** begin **
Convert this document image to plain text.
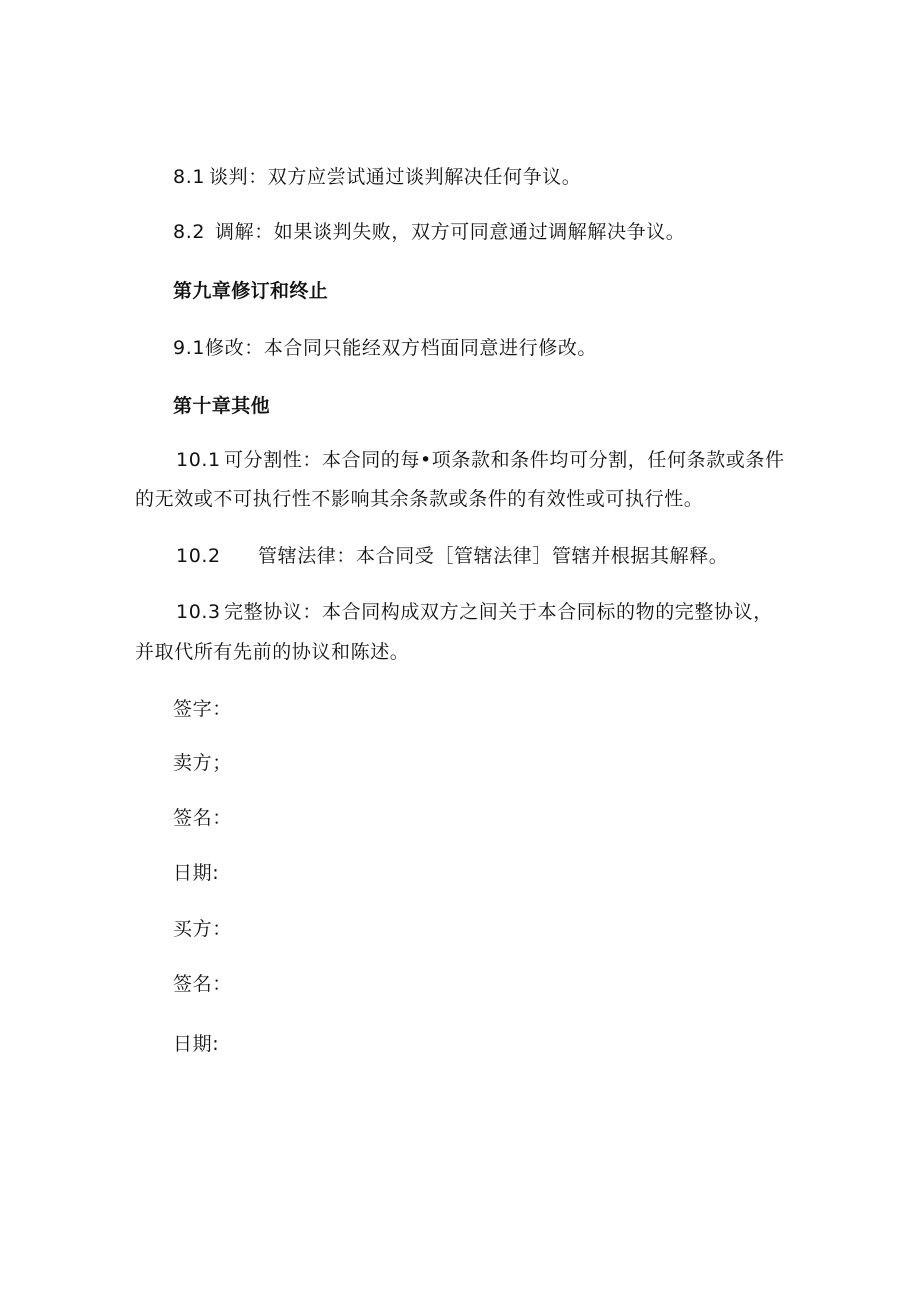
8.1 谈判：双方应尝试通过谈判解决任何争议。
8.2 调解：如果谈判失败，双方可同意通过调解解决争议。
第九章修订和终止
9.1修改：本合同只能经双方档面同意进行修改。
第十章其他
10.1 可分割性：本合同的每•项条款和条件均可分割，任何条款或条件
的无效或不可执行性不影响其余条款或条件的有效性或可执行性。
10.2 管辖法律：本合同受［管辖法律］管辖并根据其解释。
10.3 完整协议：本合同构成双方之间关于本合同标的物的完整协议，
并取代所有先前的协议和陈述。
签字：
卖方；
签名：
日期:
买方：
签名：
日期:
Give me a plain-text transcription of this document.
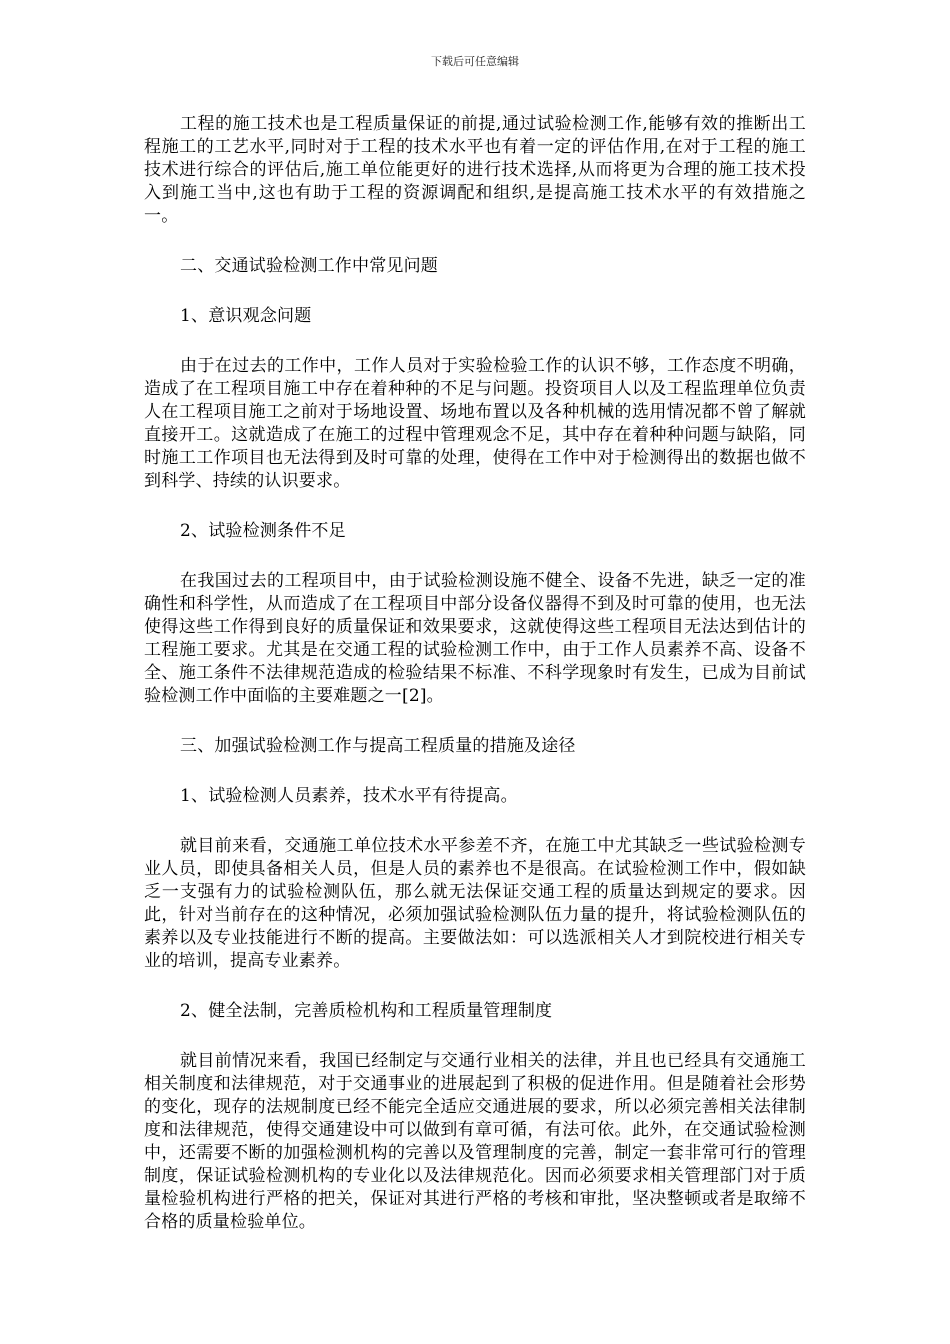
下载后可任意编辑

工程的施工技术也是工程质量保证的前提,通过试验检测工作,能够有效的推断出工程施工的工艺水平,同时对于工程的技术水平也有着一定的评估作用,在对于工程的施工技术进行综合的评估后,施工单位能更好的进行技术选择,从而将更为合理的施工技术投入到施工当中,这也有助于工程的资源调配和组织,是提高施工技术水平的有效措施之一。

二、交通试验检测工作中常见问题

1、意识观念问题

由于在过去的工作中，工作人员对于实验检验工作的认识不够，工作态度不明确，造成了在工程项目施工中存在着种种的不足与问题。投资项目人以及工程监理单位负责人在工程项目施工之前对于场地设置、场地布置以及各种机械的选用情况都不曾了解就直接开工。这就造成了在施工的过程中管理观念不足，其中存在着种种问题与缺陷，同时施工工作项目也无法得到及时可靠的处理，使得在工作中对于检测得出的数据也做不到科学、持续的认识要求。

2、试验检测条件不足

在我国过去的工程项目中，由于试验检测设施不健全、设备不先进，缺乏一定的准确性和科学性，从而造成了在工程项目中部分设备仪器得不到及时可靠的使用，也无法使得这些工作得到良好的质量保证和效果要求，这就使得这些工程项目无法达到估计的工程施工要求。尤其是在交通工程的试验检测工作中，由于工作人员素养不高、设备不全、施工条件不法律规范造成的检验结果不标准、不科学现象时有发生，已成为目前试验检测工作中面临的主要难题之一[2]。

三、加强试验检测工作与提高工程质量的措施及途径

1、试验检测人员素养，技术水平有待提高。

就目前来看，交通施工单位技术水平参差不齐，在施工中尤其缺乏一些试验检测专业人员，即使具备相关人员，但是人员的素养也不是很高。在试验检测工作中，假如缺乏一支强有力的试验检测队伍，那么就无法保证交通工程的质量达到规定的要求。因此，针对当前存在的这种情况，必须加强试验检测队伍力量的提升，将试验检测队伍的素养以及专业技能进行不断的提高。主要做法如：可以选派相关人才到院校进行相关专业的培训，提高专业素养。

2、健全法制，完善质检机构和工程质量管理制度

就目前情况来看，我国已经制定与交通行业相关的法律，并且也已经具有交通施工相关制度和法律规范，对于交通事业的进展起到了积极的促进作用。但是随着社会形势的变化，现存的法规制度已经不能完全适应交通进展的要求，所以必须完善相关法律制度和法律规范，使得交通建设中可以做到有章可循，有法可依。此外，在交通试验检测中，还需要不断的加强检测机构的完善以及管理制度的完善，制定一套非常可行的管理制度，保证试验检测机构的专业化以及法律规范化。因而必须要求相关管理部门对于质量检验机构进行严格的把关，保证对其进行严格的考核和审批，坚决整顿或者是取缔不合格的质量检验单位。
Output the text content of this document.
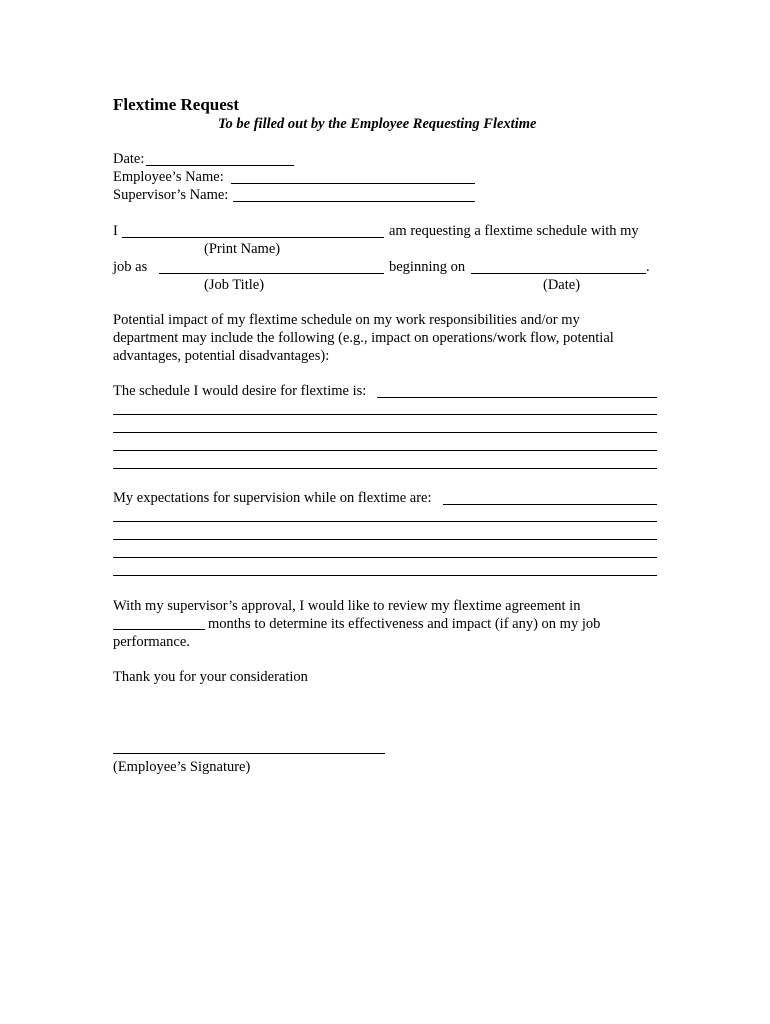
Flextime Request
To be filled out by the Employee Requesting Flextime
Date:
Employee’s Name:
Supervisor’s Name:
I	am requesting a flextime schedule with my
(Print Name)
job as	beginning on	.
(Job Title)	(Date)
Potential impact of my flextime schedule on my work responsibilities and/or my
department may include the following (e.g., impact on operations/work flow, potential
advantages, potential disadvantages):
The schedule I would desire for flextime is:
My expectations for supervision while on flextime are:
With my supervisor’s approval, I would like to review my flextime agreement in
months to determine its effectiveness and impact (if any) on my job
performance.
Thank you for your consideration
(Employee’s Signature)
** end **
| Given request |
Repeat the data above exactly, but not the pictures.

| Output of the task |
Convert this document image to plain text.
8.1 谈判：双方应尝试通过谈判解决任何争议。
8.2 调解：如果谈判失败，双方可同意通过调解解决争议。
第九章修订和终止
9.1修改：本合同只能经双方档面同意进行修改。
第十章其他
10.1 可分割性：本合同的每•项条款和条件均可分割，任何条款或条件
的无效或不可执行性不影响其余条款或条件的有效性或可执行性。
10.2 管辖法律：本合同受［管辖法律］管辖并根据其解释。
10.3 完整协议：本合同构成双方之间关于本合同标的物的完整协议，
并取代所有先前的协议和陈述。
签字：
卖方；
签名：
日期:
买方：
签名：
日期:
Give me a plain-text transcription of this document.
下载后可任意编辑

工程的施工技术也是工程质量保证的前提,通过试验检测工作,能够有效的推断出工程施工的工艺水平,同时对于工程的技术水平也有着一定的评估作用,在对于工程的施工技术进行综合的评估后,施工单位能更好的进行技术选择,从而将更为合理的施工技术投入到施工当中,这也有助于工程的资源调配和组织,是提高施工技术水平的有效措施之一。

二、交通试验检测工作中常见问题

1、意识观念问题

由于在过去的工作中，工作人员对于实验检验工作的认识不够，工作态度不明确，造成了在工程项目施工中存在着种种的不足与问题。投资项目人以及工程监理单位负责人在工程项目施工之前对于场地设置、场地布置以及各种机械的选用情况都不曾了解就直接开工。这就造成了在施工的过程中管理观念不足，其中存在着种种问题与缺陷，同时施工工作项目也无法得到及时可靠的处理，使得在工作中对于检测得出的数据也做不到科学、持续的认识要求。

2、试验检测条件不足

在我国过去的工程项目中，由于试验检测设施不健全、设备不先进，缺乏一定的准确性和科学性，从而造成了在工程项目中部分设备仪器得不到及时可靠的使用，也无法使得这些工作得到良好的质量保证和效果要求，这就使得这些工程项目无法达到估计的工程施工要求。尤其是在交通工程的试验检测工作中，由于工作人员素养不高、设备不全、施工条件不法律规范造成的检验结果不标准、不科学现象时有发生，已成为目前试验检测工作中面临的主要难题之一[2]。

三、加强试验检测工作与提高工程质量的措施及途径

1、试验检测人员素养，技术水平有待提高。

就目前来看，交通施工单位技术水平参差不齐，在施工中尤其缺乏一些试验检测专业人员，即使具备相关人员，但是人员的素养也不是很高。在试验检测工作中，假如缺乏一支强有力的试验检测队伍，那么就无法保证交通工程的质量达到规定的要求。因此，针对当前存在的这种情况，必须加强试验检测队伍力量的提升，将试验检测队伍的素养以及专业技能进行不断的提高。主要做法如：可以选派相关人才到院校进行相关专业的培训，提高专业素养。

2、健全法制，完善质检机构和工程质量管理制度

就目前情况来看，我国已经制定与交通行业相关的法律，并且也已经具有交通施工相关制度和法律规范，对于交通事业的进展起到了积极的促进作用。但是随着社会形势的变化，现存的法规制度已经不能完全适应交通进展的要求，所以必须完善相关法律制度和法律规范，使得交通建设中可以做到有章可循，有法可依。此外，在交通试验检测中，还需要不断的加强检测机构的完善以及管理制度的完善，制定一套非常可行的管理制度，保证试验检测机构的专业化以及法律规范化。因而必须要求相关管理部门对于质量检验机构进行严格的把关，保证对其进行严格的考核和审批，坚决整顿或者是取缔不合格的质量检验单位。
Output the text content of this document.
Flextime Request
To be filled out by the Employee Requesting Flextime
Date:
Employee’s Name:
Supervisor’s Name:
I	am requesting a flextime schedule with my
(Print Name)
job as	beginning on	.
(Job Title)	(Date)
Potential impact of my flextime schedule on my work responsibilities and/or my
department may include the following (e.g., impact on operations/work flow, potential
advantages, potential disadvantages):
The schedule I would desire for flextime is:
My expectations for supervision while on flextime are:
With my supervisor’s approval, I would like to review my flextime agreement in
months to determine its effectiveness and impact (if any) on my job
performance.
Thank you for your consideration
(Employee’s Signature)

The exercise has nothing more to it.